**Your instructions**
Each line that holds the word "Engagement" counts once; give the total for the records below and nothing else.

== Raw records

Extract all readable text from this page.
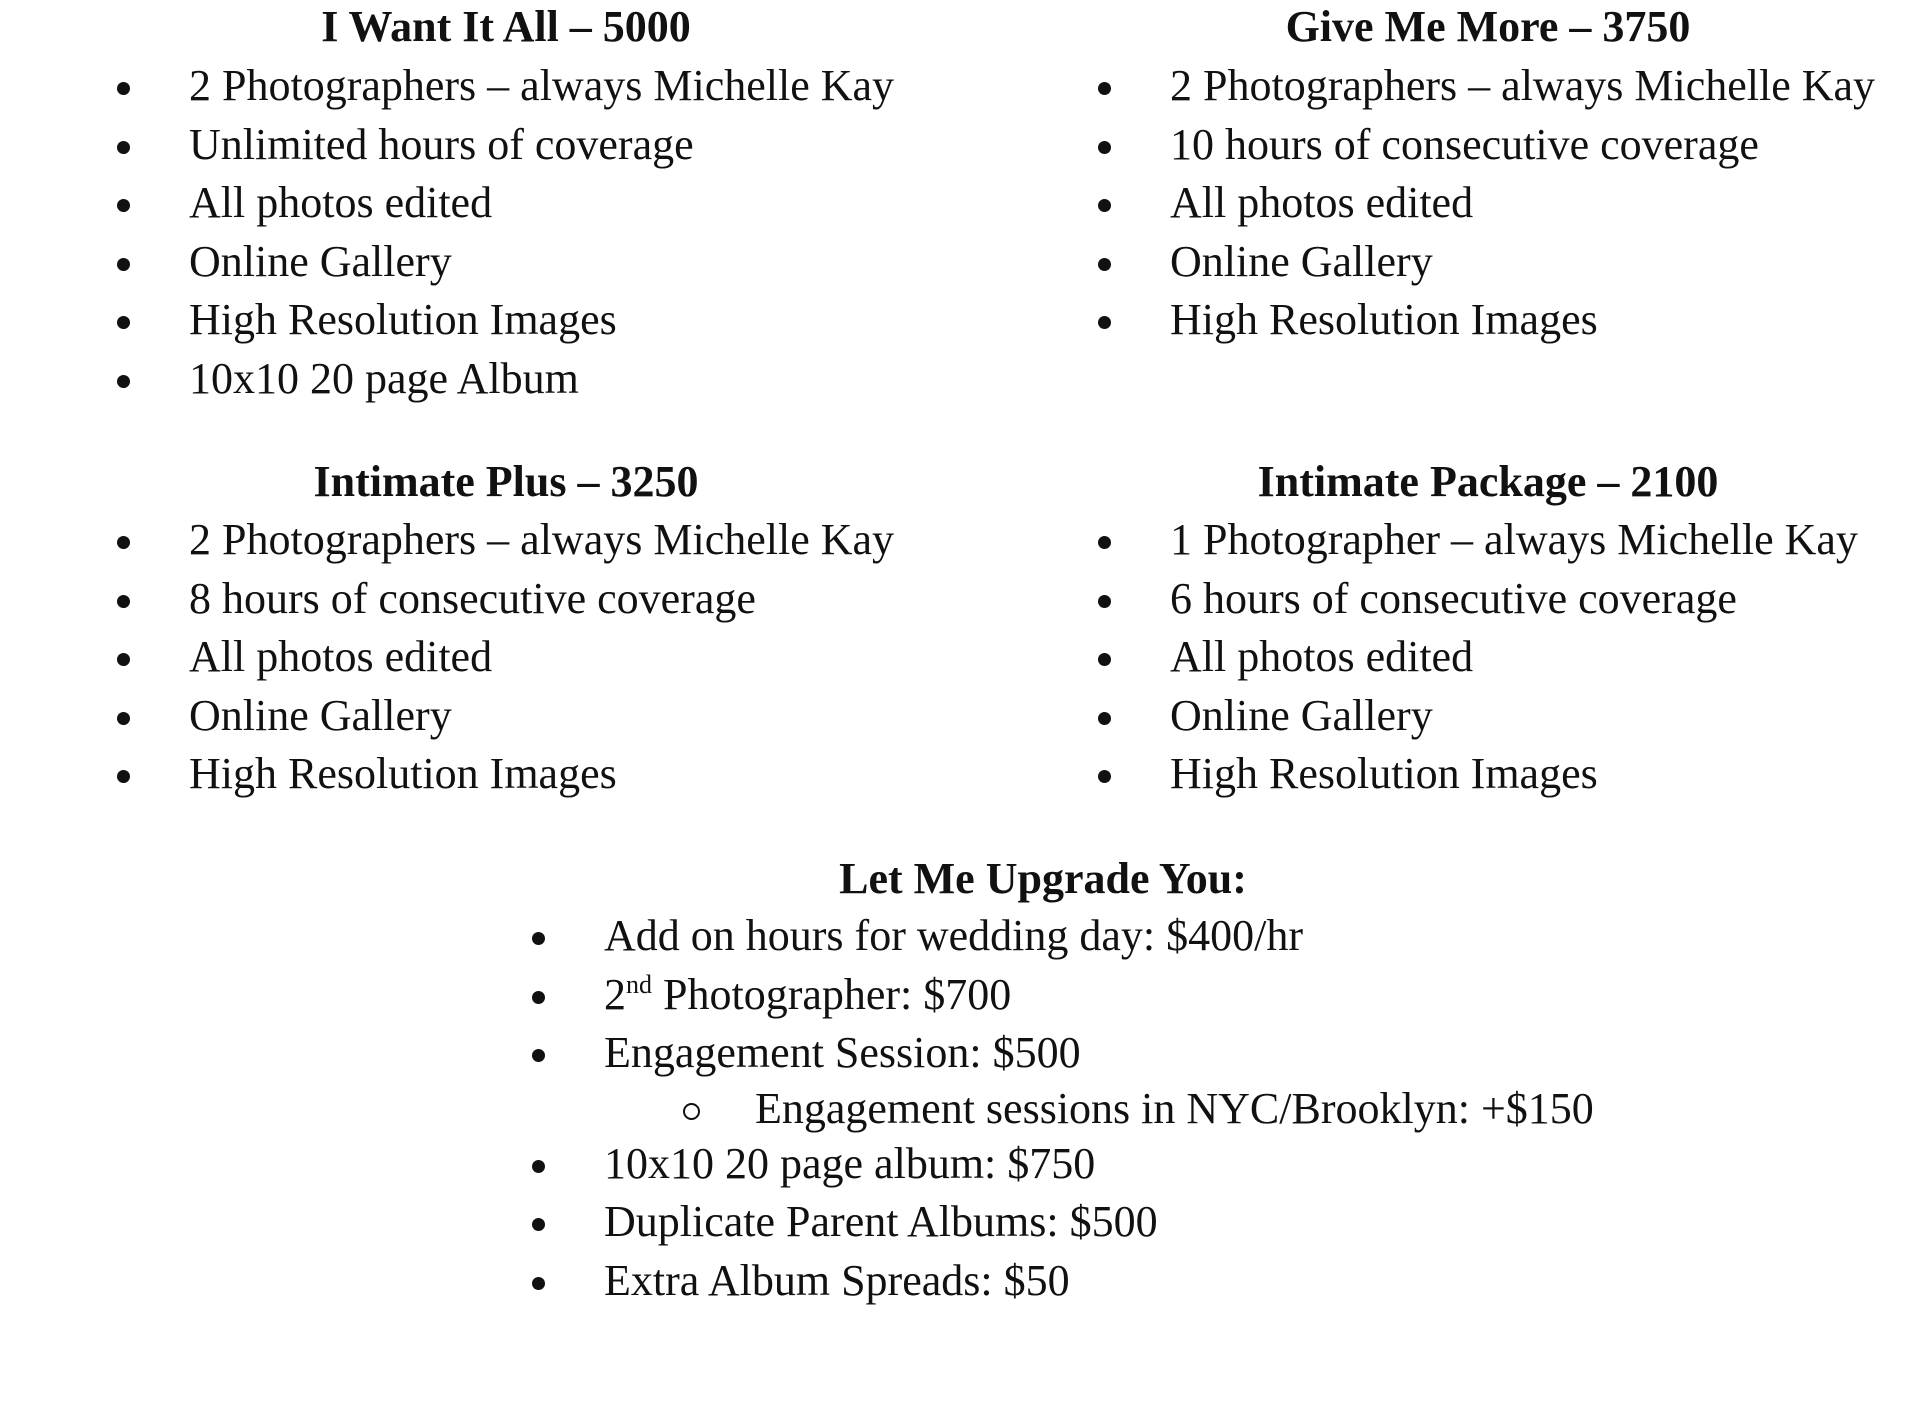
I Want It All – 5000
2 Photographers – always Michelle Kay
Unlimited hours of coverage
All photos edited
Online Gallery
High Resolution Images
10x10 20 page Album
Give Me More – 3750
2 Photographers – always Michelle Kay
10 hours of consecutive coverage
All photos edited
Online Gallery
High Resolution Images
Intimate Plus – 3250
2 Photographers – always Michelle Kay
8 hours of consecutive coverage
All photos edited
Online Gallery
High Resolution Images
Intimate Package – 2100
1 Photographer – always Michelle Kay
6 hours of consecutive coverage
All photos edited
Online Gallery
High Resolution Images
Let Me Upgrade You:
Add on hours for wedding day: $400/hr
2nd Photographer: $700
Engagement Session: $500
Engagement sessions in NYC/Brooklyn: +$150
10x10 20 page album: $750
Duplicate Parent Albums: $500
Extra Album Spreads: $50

====
== Raw records

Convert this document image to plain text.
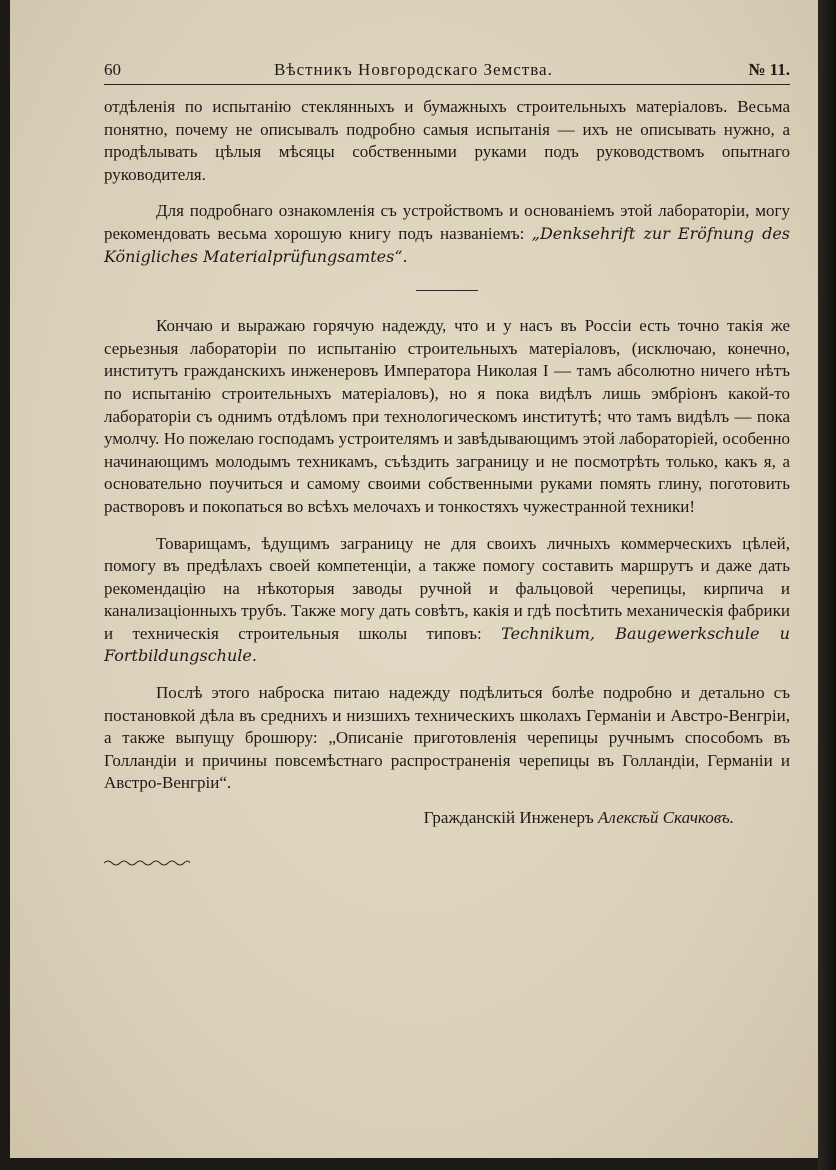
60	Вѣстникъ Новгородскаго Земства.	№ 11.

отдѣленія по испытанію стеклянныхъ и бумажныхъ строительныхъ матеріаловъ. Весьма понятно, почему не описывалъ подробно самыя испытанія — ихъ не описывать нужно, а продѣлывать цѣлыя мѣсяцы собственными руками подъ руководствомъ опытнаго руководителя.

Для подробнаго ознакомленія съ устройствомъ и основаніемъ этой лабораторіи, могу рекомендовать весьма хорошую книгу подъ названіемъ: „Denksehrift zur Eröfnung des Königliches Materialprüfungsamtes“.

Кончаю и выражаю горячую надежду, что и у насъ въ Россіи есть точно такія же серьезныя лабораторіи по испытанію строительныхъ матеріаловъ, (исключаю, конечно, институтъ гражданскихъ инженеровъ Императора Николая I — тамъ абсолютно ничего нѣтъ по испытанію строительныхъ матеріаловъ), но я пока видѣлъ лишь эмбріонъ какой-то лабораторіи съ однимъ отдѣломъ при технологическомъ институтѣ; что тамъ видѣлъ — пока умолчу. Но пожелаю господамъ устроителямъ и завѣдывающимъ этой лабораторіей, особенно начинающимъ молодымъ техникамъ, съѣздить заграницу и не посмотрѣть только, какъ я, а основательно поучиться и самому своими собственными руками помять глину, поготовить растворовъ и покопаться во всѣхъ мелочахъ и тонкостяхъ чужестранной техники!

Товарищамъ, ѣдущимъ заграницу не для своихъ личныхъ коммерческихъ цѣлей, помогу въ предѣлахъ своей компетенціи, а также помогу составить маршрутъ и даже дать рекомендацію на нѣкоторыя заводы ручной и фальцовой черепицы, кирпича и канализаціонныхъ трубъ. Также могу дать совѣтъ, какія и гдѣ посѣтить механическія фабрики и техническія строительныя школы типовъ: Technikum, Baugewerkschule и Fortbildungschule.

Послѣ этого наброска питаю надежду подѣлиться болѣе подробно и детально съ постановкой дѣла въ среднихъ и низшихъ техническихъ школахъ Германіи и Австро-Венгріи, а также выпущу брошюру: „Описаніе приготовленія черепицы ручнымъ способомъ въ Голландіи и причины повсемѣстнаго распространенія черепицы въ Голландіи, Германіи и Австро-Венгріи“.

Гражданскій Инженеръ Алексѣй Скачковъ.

====

**Full output**
2